EXERCISE REQUIREMENTS
Quote the records beneath, complete and exact. Leave out images.

===

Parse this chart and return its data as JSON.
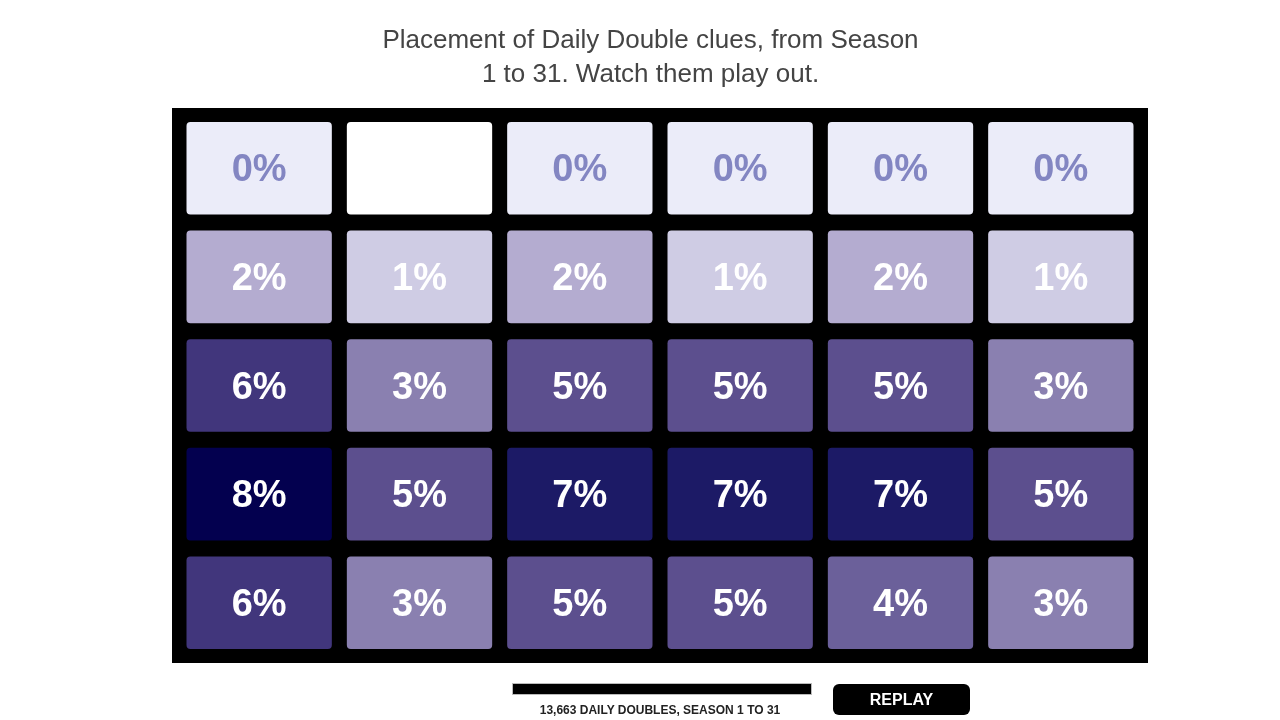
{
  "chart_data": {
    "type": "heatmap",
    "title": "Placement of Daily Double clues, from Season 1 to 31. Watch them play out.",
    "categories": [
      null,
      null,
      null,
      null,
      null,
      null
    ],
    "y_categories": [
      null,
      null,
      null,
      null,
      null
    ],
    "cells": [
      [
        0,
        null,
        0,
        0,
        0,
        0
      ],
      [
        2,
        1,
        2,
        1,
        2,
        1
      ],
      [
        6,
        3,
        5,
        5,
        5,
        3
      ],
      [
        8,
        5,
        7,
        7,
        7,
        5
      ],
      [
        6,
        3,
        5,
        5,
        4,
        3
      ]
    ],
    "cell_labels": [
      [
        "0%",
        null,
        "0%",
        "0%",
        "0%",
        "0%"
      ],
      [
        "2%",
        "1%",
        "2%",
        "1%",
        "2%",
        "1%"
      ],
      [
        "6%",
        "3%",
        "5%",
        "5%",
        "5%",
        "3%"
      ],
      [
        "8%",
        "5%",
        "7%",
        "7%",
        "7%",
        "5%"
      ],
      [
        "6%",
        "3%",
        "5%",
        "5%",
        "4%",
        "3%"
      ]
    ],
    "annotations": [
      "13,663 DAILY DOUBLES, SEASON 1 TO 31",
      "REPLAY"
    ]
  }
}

===

COMPLETE OUTPUT
Parse this chart and return its data as JSON.
{
  "chart_data": {
    "type": "heatmap",
    "title": "Placement of Daily Double clues, from Season 1 to 31. Watch them play out.",
    "categories": [
      null,
      null,
      null,
      null,
      null,
      null
    ],
    "y_categories": [
      null,
      null,
      null,
      null,
      null
    ],
    "cells": [
      [
        0,
        null,
        0,
        0,
        0,
        0
      ],
      [
        2,
        1,
        2,
        1,
        2,
        1
      ],
      [
        6,
        3,
        5,
        5,
        5,
        3
      ],
      [
        8,
        5,
        7,
        7,
        7,
        5
      ],
      [
        6,
        3,
        5,
        5,
        4,
        3
      ]
    ],
    "cell_labels": [
      [
        "0%",
        null,
        "0%",
        "0%",
        "0%",
        "0%"
      ],
      [
        "2%",
        "1%",
        "2%",
        "1%",
        "2%",
        "1%"
      ],
      [
        "6%",
        "3%",
        "5%",
        "5%",
        "5%",
        "3%"
      ],
      [
        "8%",
        "5%",
        "7%",
        "7%",
        "7%",
        "5%"
      ],
      [
        "6%",
        "3%",
        "5%",
        "5%",
        "4%",
        "3%"
      ]
    ],
    "annotations": [
      "13,663 DAILY DOUBLES, SEASON 1 TO 31",
      "REPLAY"
    ]
  }
}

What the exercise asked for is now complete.